Fundamental 22
/category/AIFFEL/fundametal

2022. 2. 4. 11:09

ImageNet Challenge

이미지넷은 2010년 ILSVRC2010을 시작으로 대량의 이미지 데이터를 포함하는 데이터셋이다. 이미지넷은 1만 개가 넘는 카테고리에 대해 100만 장 규모의 이미지를 가지고 있고 이미지 데이터를 수집할 당시 10억 장의 이미지에서 167개국에서 모인 5만 명의 작업자가 라벨링에 참여하였다.

ImageNet Pretrained Model의 Accurancy

Top-1 Accuracy: 자신이 예측한 클래스중 확률이 가장 높은 클래스가 정답일 확률
Top-5 Accuracy: 자신이 예측한 클래스중 확률이 상위 5개 클래스에서 정답일 확률

딥네트워크의 시작

AlexNet

ReLU활성화 함수
드롭아웃
오버래핑 풀링
7개의 CNN (Pre-training)
2개의 FCN

CNN을 잘쓰자

VGG

간결한 구조로 많은 활용이 이루어졌다.
10개의 CNN을 가지고 총 16개, 19개의 층으로 이뤄진다.
3x3의 커널을 사용해서 더 많은 레이어를 쌓고 이미지의 비서형적 특성을 더 잘 잡아낼 수 있게 하였다.

멀리 있으면 잘 안들려요

기울기 소실(경사소실, Vanishing Gradient)이란?
네트워크를 깊게 쌓으면 모델의 학습을 위한 Gradient가 사라지는 현상이 발생한다.

레이어가 깊어지면서 Gradient가 매우 커지거나 작아진다. 레이어의 가중치가 반복돼서 곱해지면, 1보다 작을 때는 0에 너무 가까워 져버리고, 1보다 클 때에는 그 값이 기하급수적으오 커지게 된다.

ResNet

총 152개 이상의 레이어
Skip connertion을 활용하여 Vanishing/Exploding Gradient 문제 해결

Skip Connection은 위의 그림처럼 레이어의 입력을 다른 곳에 이어서 Gradient가 깊은 곳까지 이어지도록한다.

Model API

초기에는 Tensorflow와 Keras의 포함 관계는 없었다. 이 후 Keras의 창시자인 프랑소아 숄레가 구글에 함류하고, Tensorflow 2.0에 이르러서 Keras를 직접 지원하면서 포함된 형태를 보이게 되었다.

▶ [작업 지시]
**A.** 문서에 따르면 이미지넷의 이미지 데이터를 수집할 당시 라벨링에는 어디에서 모인 몇 명의 작업자가 참여했는가?
**B.** 문서에서 "Top-1 Accuracy: 자신이"부터 "7개의 CNN (Pre-training)"까지 한 글자도 바꾸지 말고 그대로 출력해 주세요.

라벨 박스 데이터:
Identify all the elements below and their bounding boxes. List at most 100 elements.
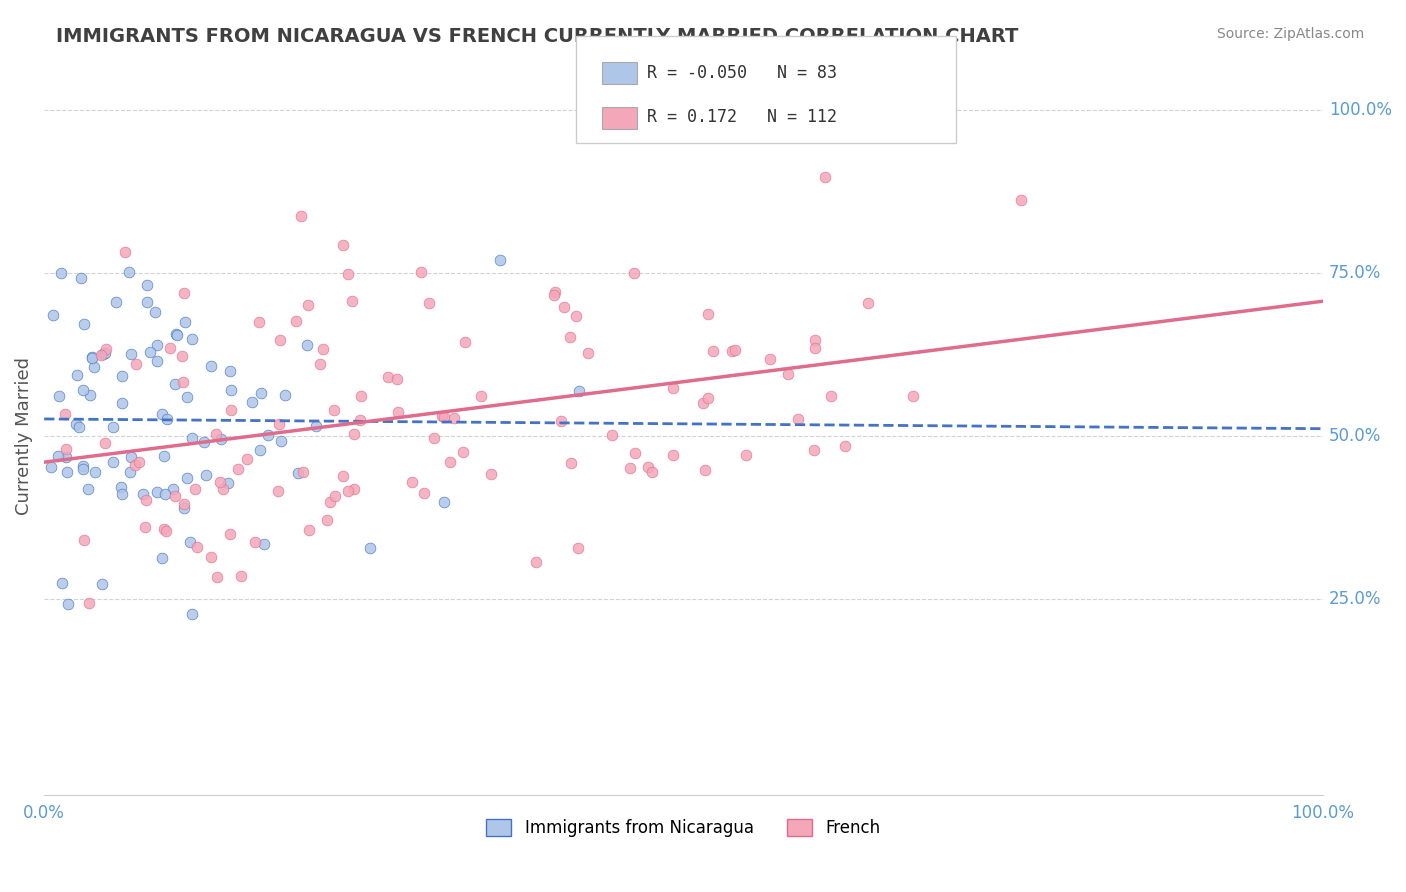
Point	[292, 465, 315, 479]
Point	[165, 489, 187, 503]
Point	[696, 307, 718, 321]
Point	[858, 296, 880, 310]
Point	[804, 341, 827, 355]
Point	[72, 383, 94, 397]
Point	[340, 293, 363, 308]
Point	[298, 523, 321, 537]
Point	[208, 475, 231, 489]
Point	[93, 436, 115, 450]
Point	[219, 402, 242, 417]
Point	[543, 287, 565, 301]
Point	[256, 428, 278, 442]
Point	[159, 341, 181, 355]
Point	[67, 420, 90, 434]
Point	[180, 431, 202, 445]
Point	[176, 470, 198, 484]
Point	[152, 407, 174, 421]
Point	[101, 420, 124, 434]
Point	[443, 411, 465, 425]
Point	[250, 386, 273, 401]
Point	[114, 245, 136, 260]
Point	[152, 522, 174, 536]
Point	[349, 413, 371, 427]
Point	[267, 483, 290, 498]
Point	[205, 569, 228, 583]
Point	[132, 487, 155, 501]
Point	[135, 492, 157, 507]
Point	[430, 409, 453, 423]
Point	[418, 295, 440, 310]
Point	[82, 351, 104, 365]
Point	[759, 352, 782, 367]
Point	[600, 427, 623, 442]
Text: R = -0.050   N = 83: R = -0.050 N = 83	[647, 63, 837, 82]
Point	[134, 520, 156, 534]
Point	[155, 524, 177, 538]
Point	[553, 300, 575, 314]
Point	[623, 446, 645, 460]
Point	[423, 431, 446, 445]
Point	[166, 327, 188, 342]
Point	[174, 315, 197, 329]
Point	[55, 442, 77, 456]
Point	[322, 403, 344, 417]
Point	[377, 369, 399, 384]
Point	[336, 267, 359, 281]
Text: 100.0%: 100.0%	[1329, 101, 1392, 119]
Point	[65, 417, 87, 431]
Point	[343, 482, 366, 496]
Point	[155, 487, 177, 501]
Point	[287, 466, 309, 480]
Point	[56, 465, 79, 479]
Point	[550, 414, 572, 428]
Point	[226, 462, 249, 476]
Point	[181, 333, 204, 347]
Point	[120, 465, 142, 479]
Point	[387, 405, 409, 419]
Point	[702, 343, 724, 358]
Point	[124, 357, 146, 371]
Text: IMMIGRANTS FROM NICARAGUA VS FRENCH CURRENTLY MARRIED CORRELATION CHART: IMMIGRANTS FROM NICARAGUA VS FRENCH CURR…	[56, 27, 1018, 45]
Point	[172, 349, 194, 363]
Point	[83, 360, 105, 375]
Point	[834, 439, 856, 453]
Point	[489, 252, 512, 267]
Point	[146, 338, 169, 352]
Point	[55, 450, 77, 465]
Point	[65, 368, 87, 382]
Point	[77, 482, 100, 496]
Point	[73, 533, 96, 547]
Point	[247, 314, 270, 328]
Point	[312, 343, 335, 357]
Point	[284, 314, 307, 328]
Point	[163, 377, 186, 392]
Point	[146, 484, 169, 499]
Point	[735, 449, 758, 463]
Point	[568, 384, 591, 399]
Point	[662, 381, 685, 395]
Point	[194, 468, 217, 483]
Point	[173, 285, 195, 300]
Point	[173, 497, 195, 511]
Point	[120, 450, 142, 465]
Point	[433, 409, 456, 424]
Point	[623, 266, 645, 280]
Text: 25.0%: 25.0%	[1329, 591, 1382, 608]
Point	[387, 372, 409, 386]
Point	[619, 461, 641, 475]
Point	[470, 389, 492, 403]
Point	[479, 467, 502, 481]
Point	[91, 347, 114, 361]
Point	[558, 330, 581, 344]
Point	[84, 465, 107, 479]
Point	[51, 575, 73, 590]
Point	[48, 389, 70, 403]
Point	[332, 469, 354, 483]
Text: 50.0%: 50.0%	[1329, 427, 1381, 445]
Point	[724, 343, 747, 357]
Point	[94, 345, 117, 359]
Point	[697, 391, 720, 405]
Point	[695, 462, 717, 476]
Point	[359, 541, 381, 555]
Point	[803, 443, 825, 458]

▶ [실습 결과]
**A.** 167개국에서 모인 5만 명의 작업자가 참여했다.

**B.**
Top-1 Accuracy: 자신이 예측한 클래스중 확률이 가장 높은 클래스가 정답일 확률
Top-5 Accuracy: 자신이 예측한 클래스중 확률이 상위 5개 클래스에서 정답일 확률

딥네트워크의 시작

AlexNet

ReLU활성화 함수
드롭아웃
오버래핑 풀링
7개의 CNN (Pre-training)